- [WHAT YOU SHOULD DO]:
Quote the whole listing word for word. Do not include the pictures.

- [AVAILABLE RECORDS]:

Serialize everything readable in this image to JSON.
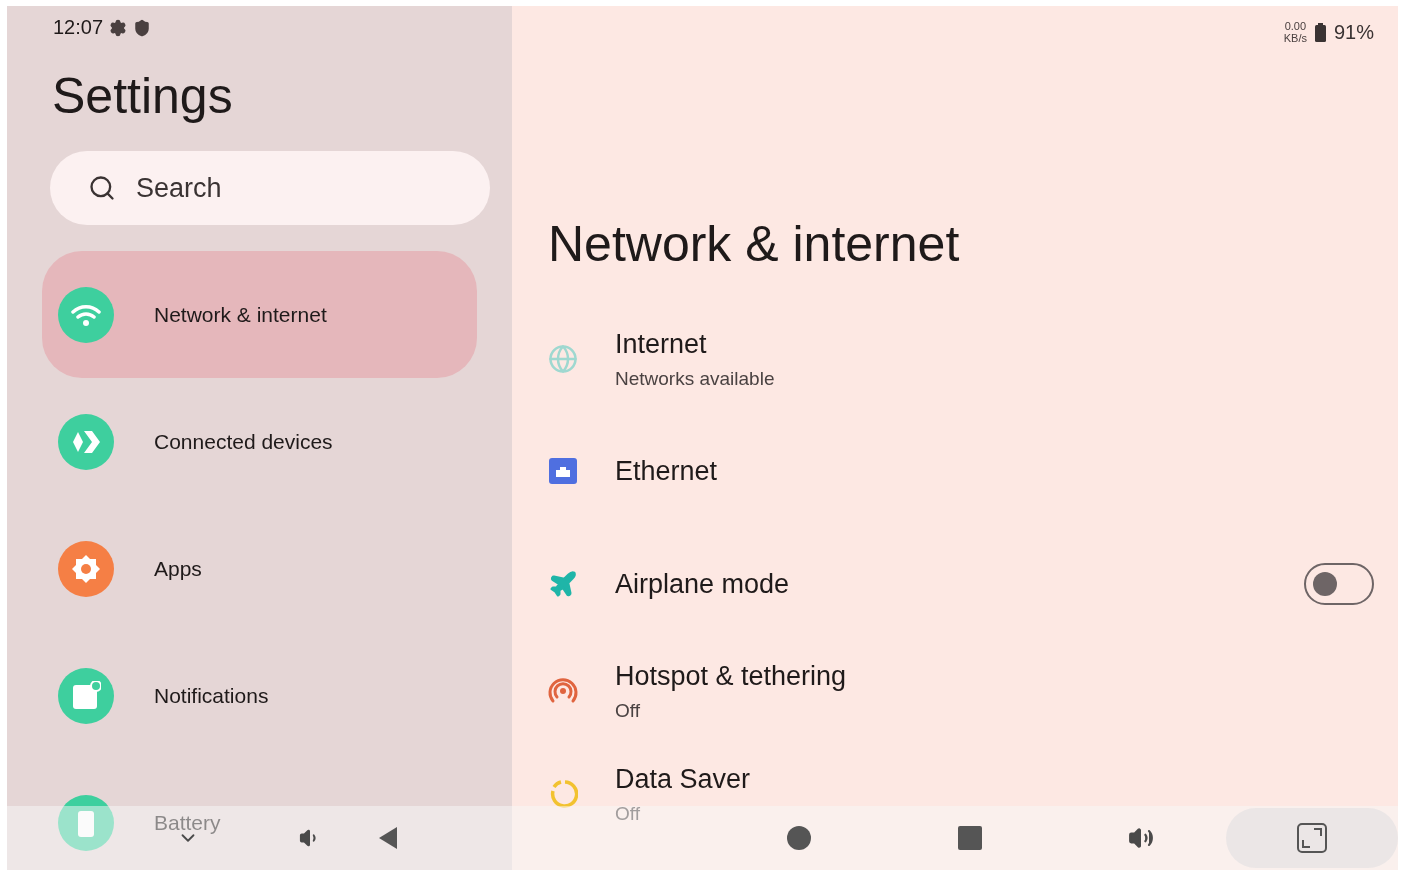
{
  "status_bar": {
    "time": "12:07",
    "net_speed": "0.00",
    "net_unit": "KB/s",
    "battery": "91%"
  },
  "sidebar": {
    "title": "Settings",
    "search": {
      "placeholder": "Search"
    },
    "items": [
      {
        "label": "Network & internet",
        "selected": true
      },
      {
        "label": "Connected devices",
        "selected": false
      },
      {
        "label": "Apps",
        "selected": false
      },
      {
        "label": "Notifications",
        "selected": false
      },
      {
        "label": "Battery",
        "selected": false
      }
    ]
  },
  "main": {
    "title": "Network & internet",
    "items": [
      {
        "kind": "link",
        "title": "Internet",
        "summary": "Networks available"
      },
      {
        "kind": "link",
        "title": "Ethernet"
      },
      {
        "kind": "toggle",
        "title": "Airplane mode",
        "on": false
      },
      {
        "kind": "link",
        "title": "Hotspot & tethering",
        "summary": "Off"
      },
      {
        "kind": "link",
        "title": "Data Saver",
        "summary": "Off"
      }
    ]
  }
}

- [ANSWER BELOW]:
Serialize everything readable in this image to JSON.
{
  "status_bar": {
    "time": "12:07",
    "net_speed": "0.00",
    "net_unit": "KB/s",
    "battery": "91%"
  },
  "sidebar": {
    "title": "Settings",
    "search": {
      "placeholder": "Search"
    },
    "items": [
      {
        "label": "Network & internet",
        "selected": true
      },
      {
        "label": "Connected devices",
        "selected": false
      },
      {
        "label": "Apps",
        "selected": false
      },
      {
        "label": "Notifications",
        "selected": false
      },
      {
        "label": "Battery",
        "selected": false
      }
    ]
  },
  "main": {
    "title": "Network & internet",
    "items": [
      {
        "kind": "link",
        "title": "Internet",
        "summary": "Networks available"
      },
      {
        "kind": "link",
        "title": "Ethernet"
      },
      {
        "kind": "toggle",
        "title": "Airplane mode",
        "on": false
      },
      {
        "kind": "link",
        "title": "Hotspot & tethering",
        "summary": "Off"
      },
      {
        "kind": "link",
        "title": "Data Saver",
        "summary": "Off"
      }
    ]
  }
}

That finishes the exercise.